#KubeWeek Day 1

Kubernetes Architecture and Components.

Kubernetes Installation and Configuration.

The first and foremost thing you should understand about Kubernetes is, it is a distributed system. Meaning, it has multiple components spread across different servers over a network. These servers could be Virtual machines or bare metal servers. We call it a Kubernetes cluster.

A Kubernetes cluster consists of control plane nodes and worker nodes.

Control Plane

The control plane is responsible for container orchestration and maintaining the desired state of the cluster. It has the following components.

kube-apiserver
etcd
kube-scheduler
kube-controller-manager
cloud-controller-manager

Worker Node

The Worker nodes are responsible for running containerized applications. The worker Node has the following components.

kubelet
kube-proxy
Container runtime

Kubernetes Control Plane Components

1. kube-apiserver

The kube-api server is the central hub of the Kubernetes cluster that exposes the Kubernetes API.

End users, and other cluster components, talk to the cluster via the API server. Very rarely monitoring systems and third-party services may talk to API servers to interact with the cluster.

So when you use kubectl to manage the cluster, at the backend you are actually communicating with the API server through HTTP REST APIs. However, the internal cluster components like the scheduler, controller, etc talk to the API server using gRPC.

The communication between the API server and other components in the cluster happens over TLS to prevent unauthorized access to the cluster.

Layout element annotations:
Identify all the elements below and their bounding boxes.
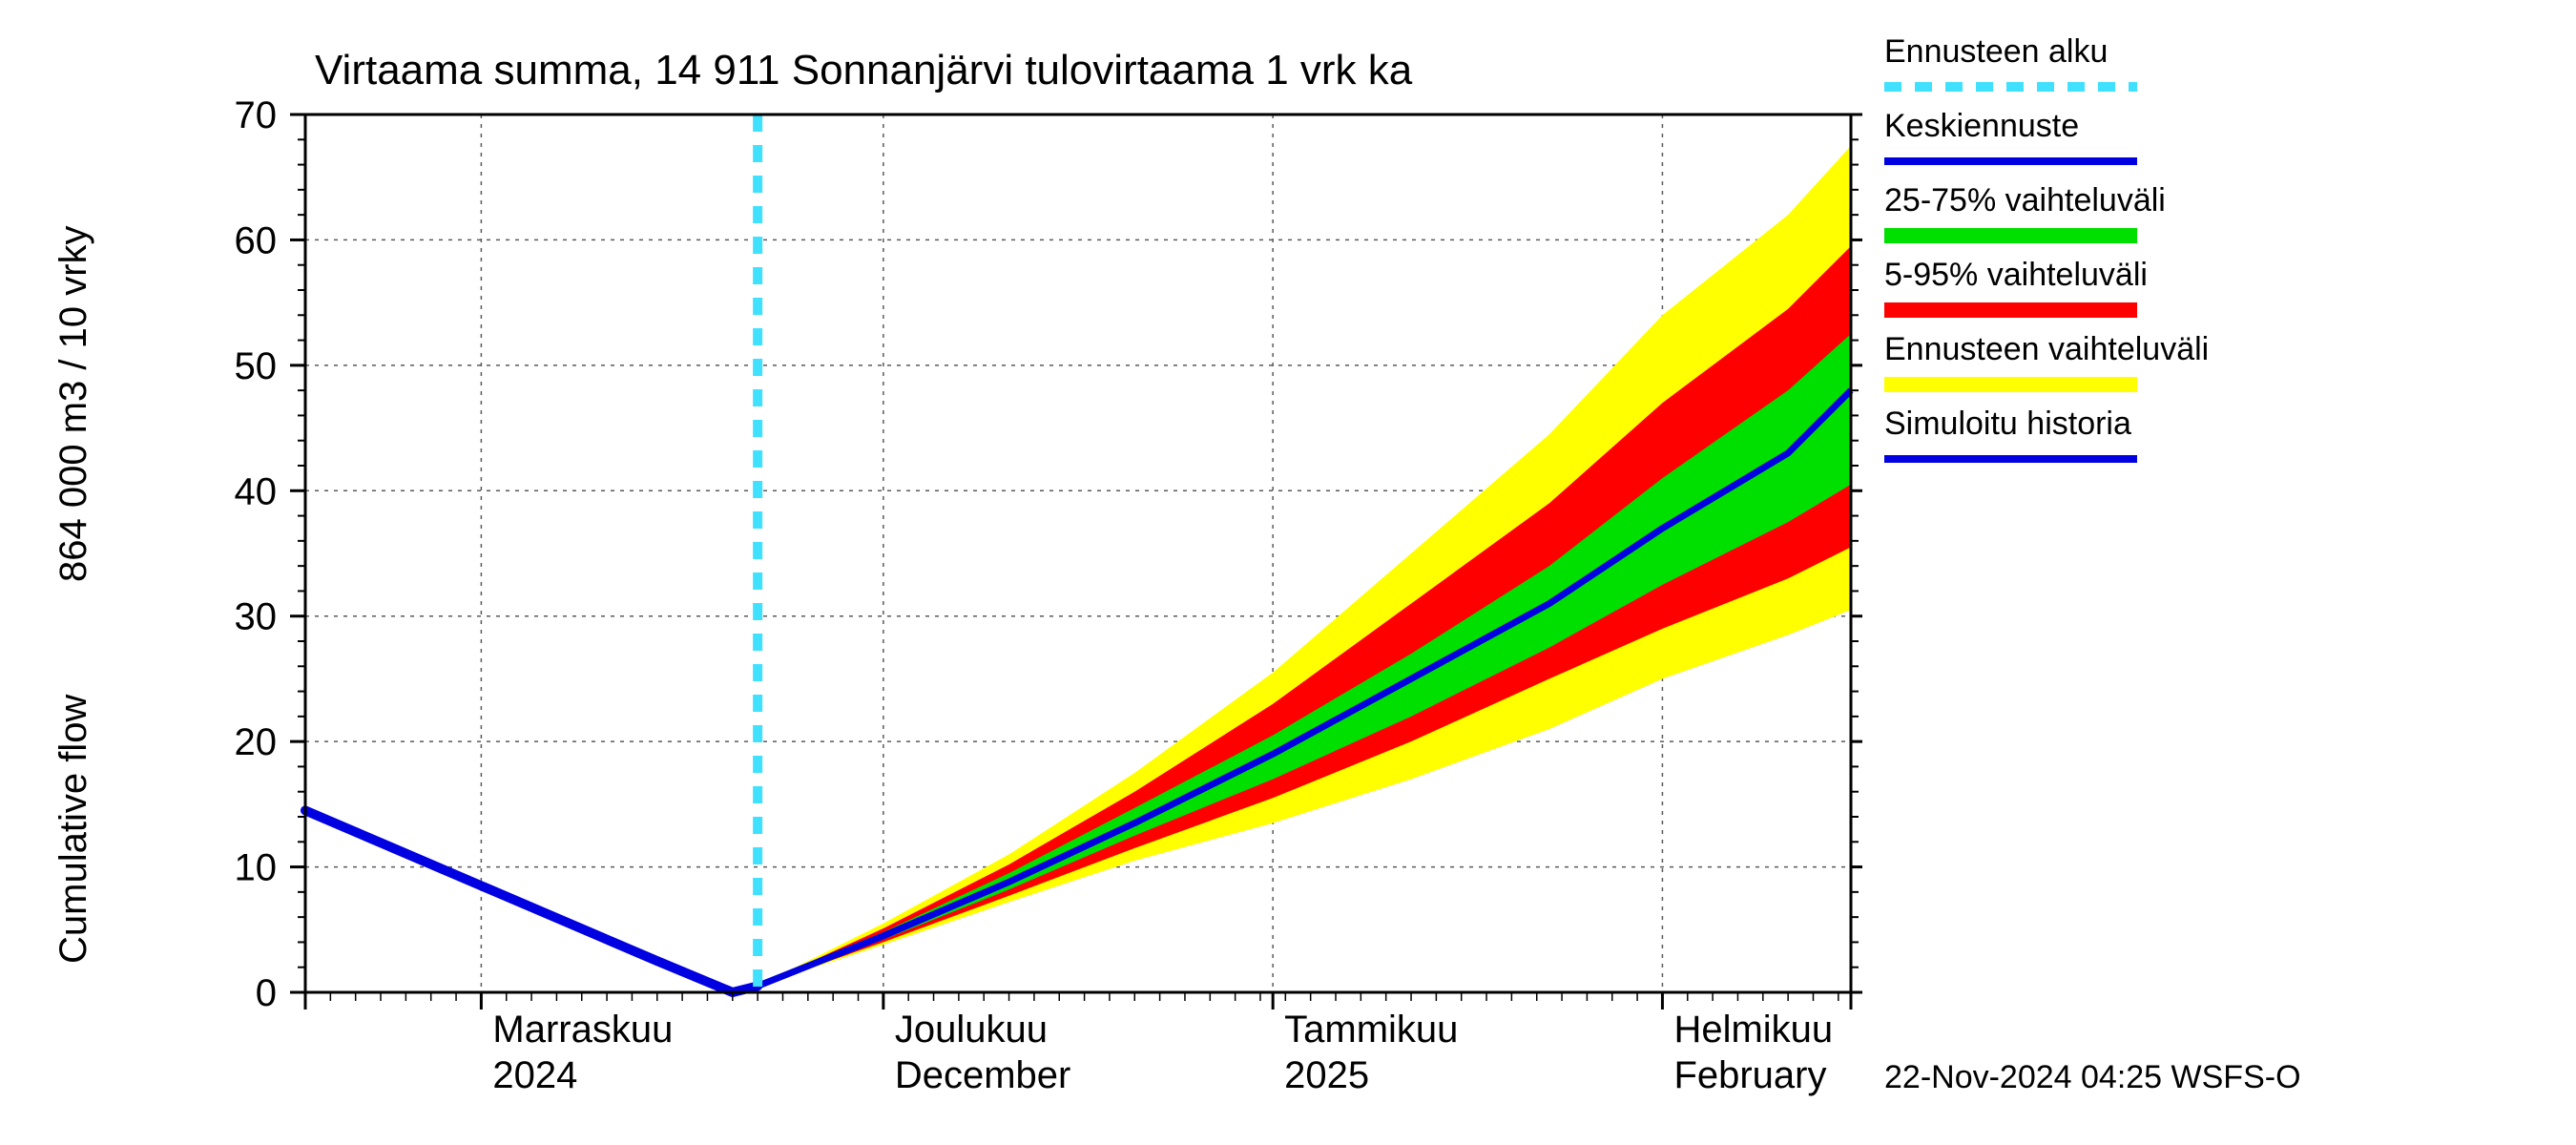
legend-swatch xyxy=(1884,377,2137,392)
legend-label: 25-75% vaihteluväli xyxy=(1884,182,2166,219)
x-month-label: Tammikuu xyxy=(1284,1009,1458,1051)
chart-container: 0 10 20 30 40 50 60 70 Marraskuu2024 JoulukuuDece… xyxy=(0,0,2576,1145)
legend-label: Ennusteen alku xyxy=(1884,33,2108,70)
chart-svg: 0 10 20 30 40 50 60 70 Marraskuu2024 JoulukuuDece… xyxy=(0,0,2576,1145)
legend-label: Ennusteen vaihteluväli xyxy=(1884,331,2209,367)
y-tick-label: 70 xyxy=(235,94,278,136)
legend-label: Keskiennuste xyxy=(1884,108,2079,144)
y-tick-label: 50 xyxy=(235,345,278,387)
legend-swatch xyxy=(1884,302,2137,318)
x-month-sublabel: February xyxy=(1673,1054,1826,1096)
y-tick-label: 60 xyxy=(235,219,278,261)
y-tick-label: 20 xyxy=(235,721,278,763)
x-month-sublabel: 2025 xyxy=(1284,1054,1369,1096)
y-tick-label: 40 xyxy=(235,470,278,512)
chart-bg xyxy=(0,0,2576,1145)
chart-title: Virtaama summa, 14 911 Sonnanjärvi tulov… xyxy=(315,47,1413,94)
svg-text:Cumulative flow: Cumulative flow xyxy=(52,695,94,964)
legend-label: 5-95% vaihteluväli xyxy=(1884,257,2148,293)
y-tick-label: 30 xyxy=(235,596,278,638)
legend-swatch xyxy=(1884,228,2137,243)
x-month-label: Helmikuu xyxy=(1673,1009,1833,1051)
x-month-sublabel: 2024 xyxy=(492,1054,577,1096)
y-tick-label: 10 xyxy=(235,847,278,889)
x-month-sublabel: December xyxy=(895,1054,1071,1096)
x-month-label: Marraskuu xyxy=(492,1009,673,1051)
legend-label: Simuloitu historia xyxy=(1884,406,2131,442)
footer-text: 22-Nov-2024 04:25 WSFS-O xyxy=(1884,1059,2301,1095)
x-month-label: Joulukuu xyxy=(895,1009,1048,1051)
svg-text:864 000 m3 / 10 vrky: 864 000 m3 / 10 vrky xyxy=(52,225,94,582)
y-tick-label: 0 xyxy=(256,972,277,1014)
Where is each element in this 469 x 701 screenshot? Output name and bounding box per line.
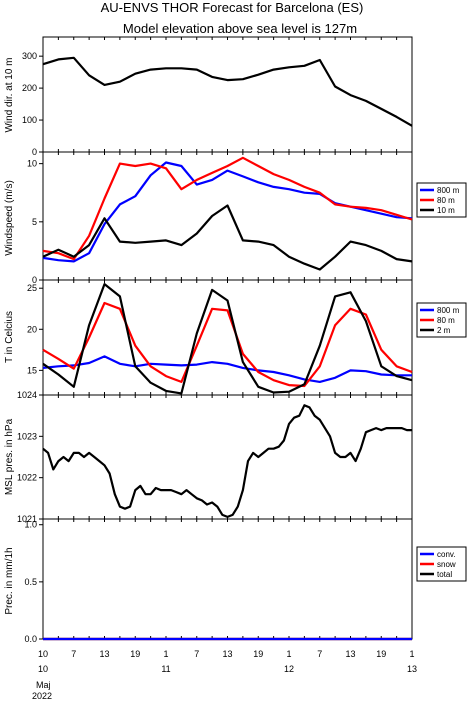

GIVEN REQUEST:
Please answer from the Kubernetes architecture text: what do internal cluster components such as the scheduler and controller use to talk to the API server?

SOLUTION:
They use gRPC.